Only a number is wanted here: the number of lines of the data that include "métatarso".

Records for the exercise:
*****

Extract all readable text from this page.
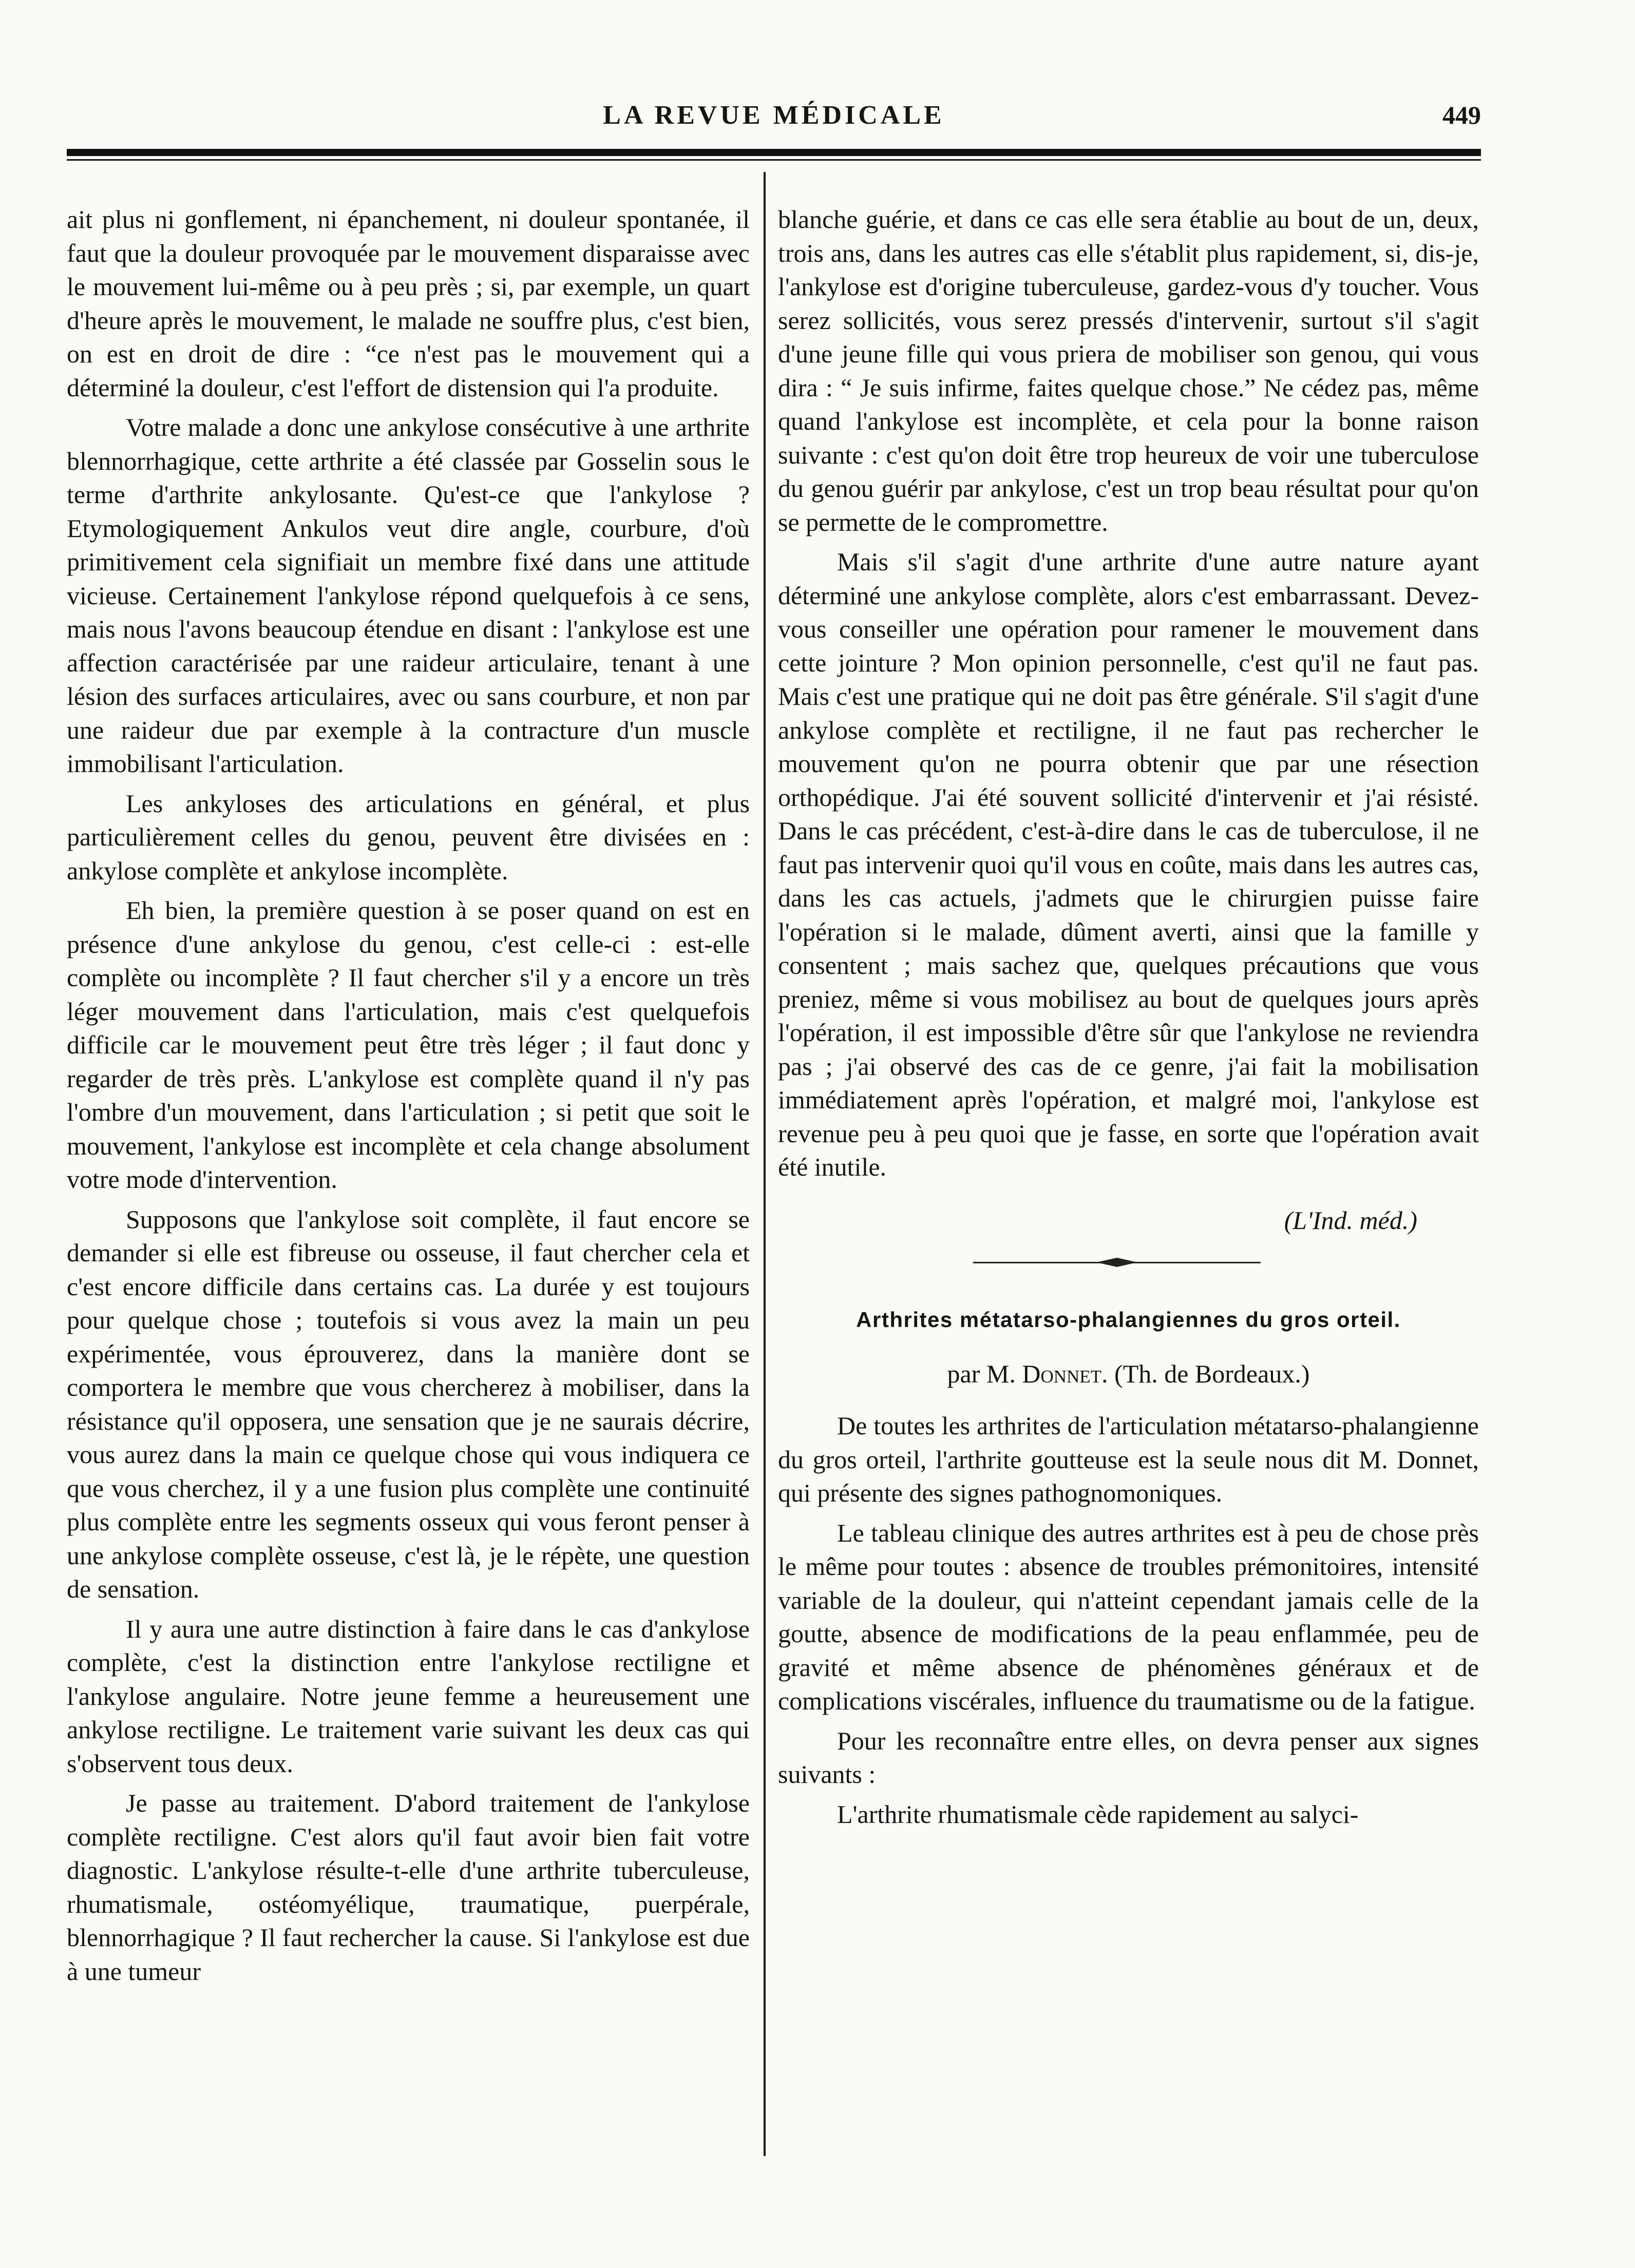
LA REVUE MÉDICALE	449

ait plus ni gonflement, ni épanchement, ni douleur spontanée, il faut que la douleur provoquée par le mouvement disparaisse avec le mouvement lui-même ou à peu près ; si, par exemple, un quart d'heure après le mouvement, le malade ne souffre plus, c'est bien, on est en droit de dire : “ce n'est pas le mouvement qui a déterminé la douleur, c'est l'effort de distension qui l'a produite.

Votre malade a donc une ankylose consécutive à une arthrite blennorrhagique, cette arthrite a été classée par Gosselin sous le terme d'arthrite ankylosante. Qu'est-ce que l'ankylose ? Etymologiquement Ankulos veut dire angle, courbure, d'où primitivement cela signifiait un membre fixé dans une attitude vicieuse. Certainement l'ankylose répond quelquefois à ce sens, mais nous l'avons beaucoup étendue en disant : l'ankylose est une affection caractérisée par une raideur articulaire, tenant à une lésion des surfaces articulaires, avec ou sans courbure, et non par une raideur due par exemple à la contracture d'un muscle immobilisant l'articulation.

Les ankyloses des articulations en général, et plus particulièrement celles du genou, peuvent être divisées en : ankylose complète et ankylose incomplète.

Eh bien, la première question à se poser quand on est en présence d'une ankylose du genou, c'est celle-ci : est-elle complète ou incomplète ? Il faut chercher s'il y a encore un très léger mouvement dans l'articulation, mais c'est quelquefois difficile car le mouvement peut être très léger ; il faut donc y regarder de très près. L'ankylose est complète quand il n'y pas l'ombre d'un mouvement, dans l'articulation ; si petit que soit le mouvement, l'ankylose est incomplète et cela change absolument votre mode d'intervention.

Supposons que l'ankylose soit complète, il faut encore se demander si elle est fibreuse ou osseuse, il faut chercher cela et c'est encore difficile dans certains cas. La durée y est toujours pour quelque chose ; toutefois si vous avez la main un peu expérimentée, vous éprouverez, dans la manière dont se comportera le membre que vous chercherez à mobiliser, dans la résistance qu'il opposera, une sensation que je ne saurais décrire, vous aurez dans la main ce quelque chose qui vous indiquera ce que vous cherchez, il y a une fusion plus complète une continuité plus complète entre les segments osseux qui vous feront penser à une ankylose complète osseuse, c'est là, je le répète, une question de sensation.

Il y aura une autre distinction à faire dans le cas d'ankylose complète, c'est la distinction entre l'ankylose rectiligne et l'ankylose angulaire. Notre jeune femme a heureusement une ankylose rectiligne. Le traitement varie suivant les deux cas qui s'observent tous deux.

Je passe au traitement. D'abord traitement de l'ankylose complète rectiligne. C'est alors qu'il faut avoir bien fait votre diagnostic. L'ankylose résulte-t-elle d'une arthrite tuberculeuse, rhumatismale, ostéomyélique, traumatique, puerpérale, blennorrhagique ? Il faut rechercher la cause. Si l'ankylose est due à une tumeur

blanche guérie, et dans ce cas elle sera établie au bout de un, deux, trois ans, dans les autres cas elle s'établit plus rapidement, si, dis-je, l'ankylose est d'origine tuberculeuse, gardez-vous d'y toucher. Vous serez sollicités, vous serez pressés d'intervenir, surtout s'il s'agit d'une jeune fille qui vous priera de mobiliser son genou, qui vous dira : “ Je suis infirme, faites quelque chose.” Ne cédez pas, même quand l'ankylose est incomplète, et cela pour la bonne raison suivante : c'est qu'on doit être trop heureux de voir une tuberculose du genou guérir par ankylose, c'est un trop beau résultat pour qu'on se permette de le compromettre.

Mais s'il s'agit d'une arthrite d'une autre nature ayant déterminé une ankylose complète, alors c'est embarrassant. Devez-vous conseiller une opération pour ramener le mouvement dans cette jointure ? Mon opinion personnelle, c'est qu'il ne faut pas. Mais c'est une pratique qui ne doit pas être générale. S'il s'agit d'une ankylose complète et rectiligne, il ne faut pas rechercher le mouvement qu'on ne pourra obtenir que par une résection orthopédique. J'ai été souvent sollicité d'intervenir et j'ai résisté. Dans le cas précédent, c'est-à-dire dans le cas de tuberculose, il ne faut pas intervenir quoi qu'il vous en coûte, mais dans les autres cas, dans les cas actuels, j'admets que le chirurgien puisse faire l'opération si le malade, dûment averti, ainsi que la famille y consentent ; mais sachez que, quelques précautions que vous preniez, même si vous mobilisez au bout de quelques jours après l'opération, il est impossible d'être sûr que l'ankylose ne reviendra pas ; j'ai observé des cas de ce genre, j'ai fait la mobilisation immédiatement après l'opération, et malgré moi, l'ankylose est revenue peu à peu quoi que je fasse, en sorte que l'opération avait été inutile.

(L'Ind. méd.)
Arthrites métatarso-phalangiennes du gros orteil.
par M. Donnet. (Th. de Bordeaux.)

De toutes les arthrites de l'articulation métatarso-phalangienne du gros orteil, l'arthrite goutteuse est la seule nous dit M. Donnet, qui présente des signes pathognomoniques.

Le tableau clinique des autres arthrites est à peu de chose près le même pour toutes : absence de troubles prémonitoires, intensité variable de la douleur, qui n'atteint cependant jamais celle de la goutte, absence de modifications de la peau enflammée, peu de gravité et même absence de phénomènes généraux et de complications viscérales, influence du traumatisme ou de la fatigue.

Pour les reconnaître entre elles, on devra penser aux signes suivants :

L'arthrite rhumatismale cède rapidement au salyci-
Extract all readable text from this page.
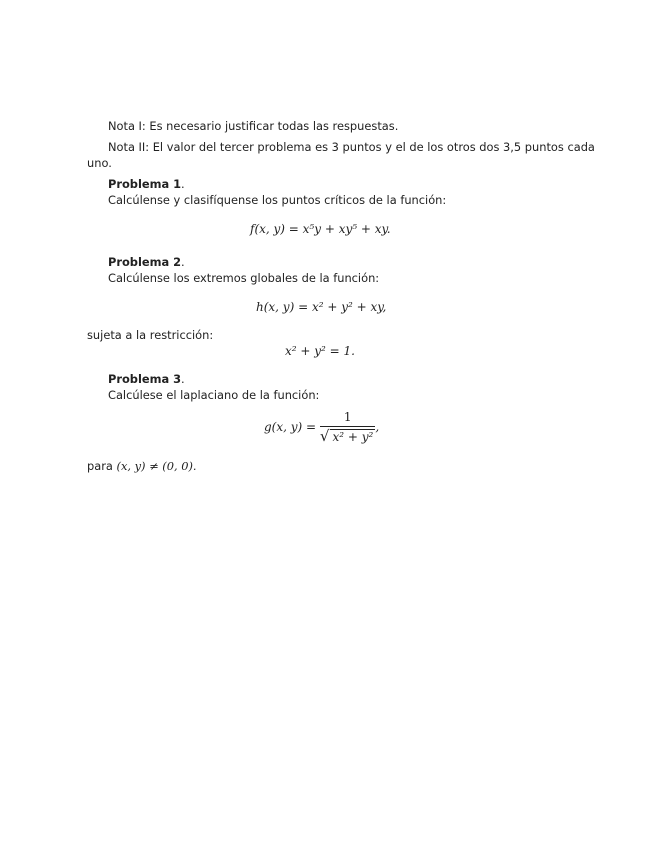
Nota I: Es necesario justificar todas las respuestas.
Nota II: El valor del tercer problema es 3 puntos y el de los otros dos 3,5 puntos cada
uno.
Problema 1.
Calcúlense y clasifíquense los puntos críticos de la función:
f(x, y) = x⁵y + xy⁵ + xy.
Problema 2.
Calcúlense los extremos globales de la función:
h(x, y) = x² + y² + xy,
sujeta a la restricción:
x² + y² = 1.
Problema 3.
Calcúlese el laplaciano de la función:
g(x, $y) = \frac{1}{\text{√ x² + y²}}$ ,
para (x, y) ≠ (0, 0).
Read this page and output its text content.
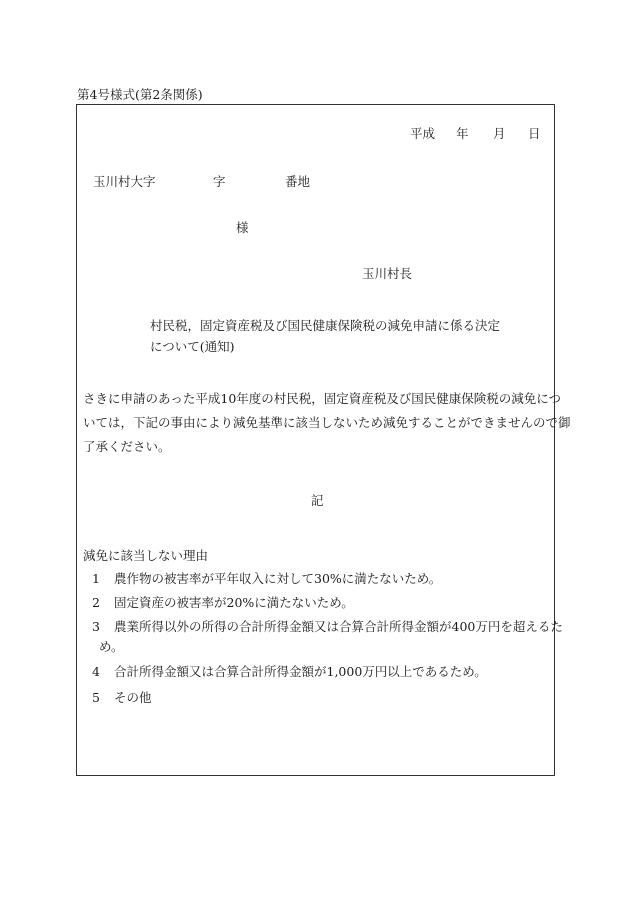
第4号様式(第2条関係)
平成 年 月 日
玉川村大字	字	番地
様
玉川村長
村民税，固定資産税及び国民健康保険税の減免申請に係る決定
について(通知)
さきに申請のあった平成10年度の村民税，固定資産税及び国民健康保険税の減免につ
いては，下記の事由により減免基準に該当しないため減免することができませんので御
了承ください。
記
減免に該当しない理由
1 農作物の被害率が平年収入に対して30%に満たないため。
2 固定資産の被害率が20%に満たないため。
3 農業所得以外の所得の合計所得金額又は合算合計所得金額が400万円を超えるた
め。
4 合計所得金額又は合算合計所得金額が1,000万円以上であるため。
5 その他
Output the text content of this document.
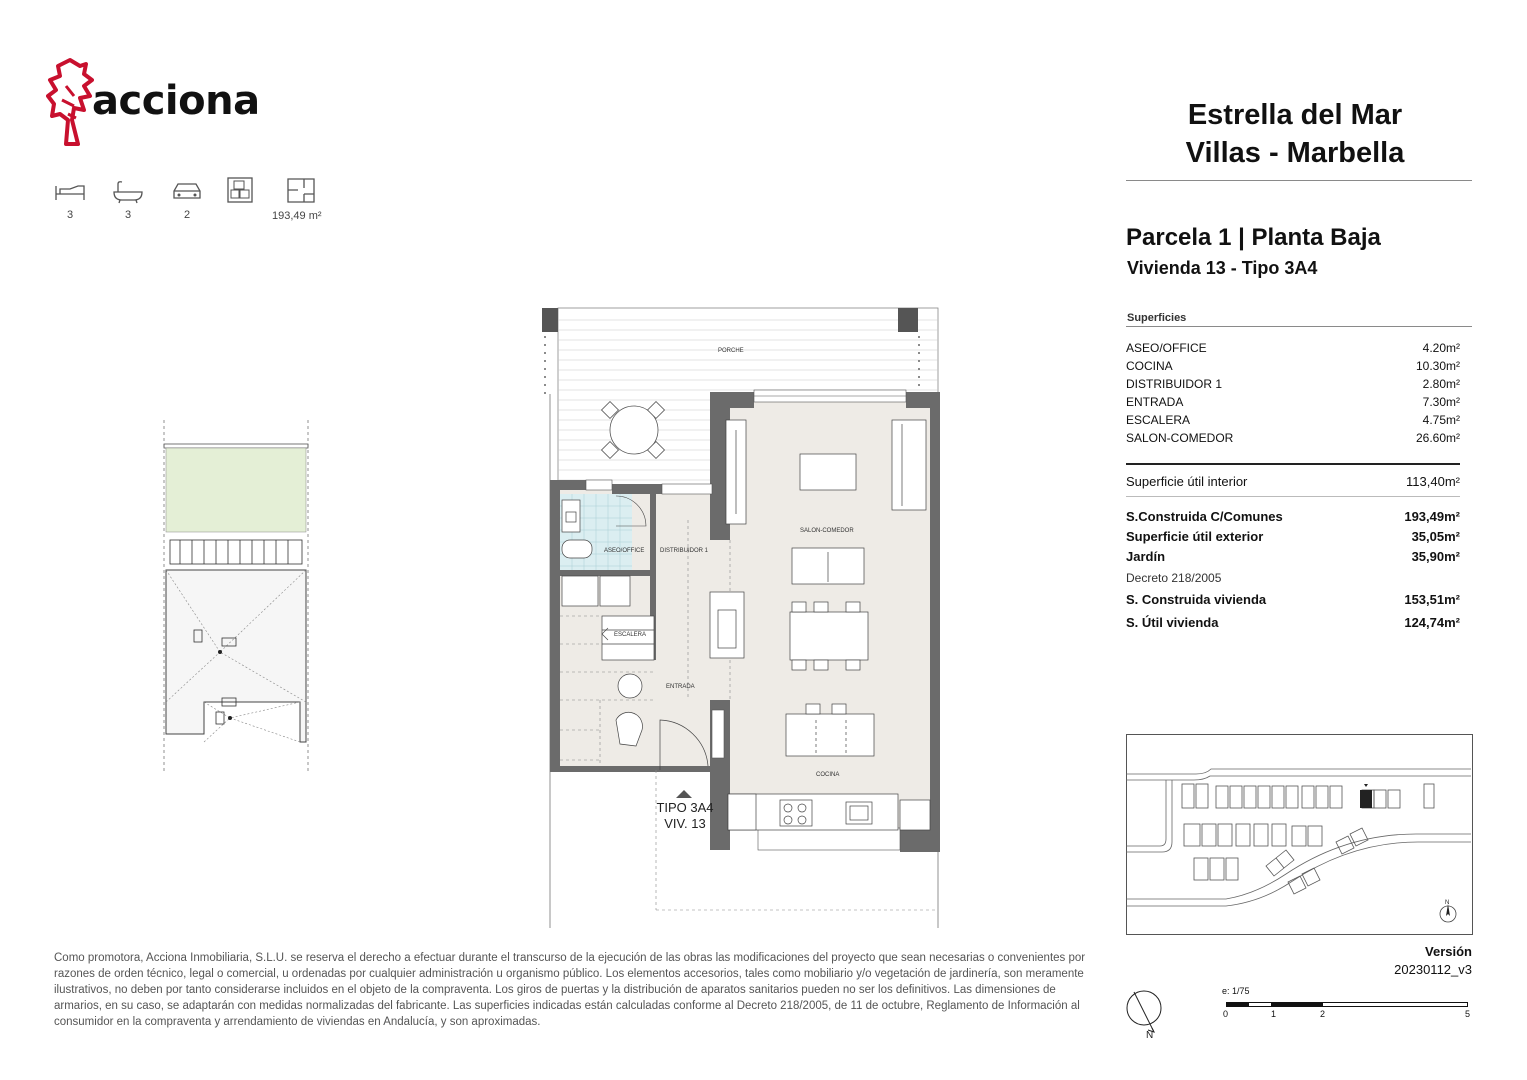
acciona
3	3	2	193,49 m²
Estrella del Mar
Villas - Marbella
Parcela 1 | Planta Baja
Vivienda 13 - Tipo 3A4
Superficies
ASEO/OFFICE	4.20m²
COCINA	10.30m²
DISTRIBUIDOR 1	2.80m²
ENTRADA	7.30m²
ESCALERA	4.75m²
SALON-COMEDOR	26.60m²
Superficie útil interior	113,40m²
S.Construida C/Comunes	193,49m²
Superficie útil exterior	35,05m²
Jardín	35,90m²
Decreto 218/2005
S. Construida vivienda	153,51m²
S. Útil vivienda	124,74m²
N
Versión
20230112_v3
N
e: 1/75
0	1	2	5
Como promotora, Acciona Inmobiliaria, S.L.U. se reserva el derecho a efectuar durante el transcurso de la ejecución de las obras las modificaciones del proyecto que sean necesarias o convenientes por razones de orden técnico, legal o comercial, u ordenadas por cualquier administración u organismo público. Los elementos accesorios, tales como mobiliario y/o vegetación de jardinería, son meramente ilustrativos, no deben por tanto considerarse incluidos en el objeto de la compraventa. Los giros de puertas y la distribución de aparatos sanitarios pueden no ser los definitivos. Las dimensiones de armarios, en su caso, se adaptarán con medidas normalizadas del fabricante. Las superficies indicadas están calculadas conforme al Decreto 218/2005, de 11 de octubre, Reglamento de Información al consumidor en la compraventa y arrendamiento de viviendas en Andalucía, y son aproximadas.
PORCHE
SALON-COMEDOR
ASEO/OFFICE	DISTRIBUIDOR 1
ESCALERA
ENTRADA
COCINA
TIPO 3A4
VIV. 13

*****

Answer: 2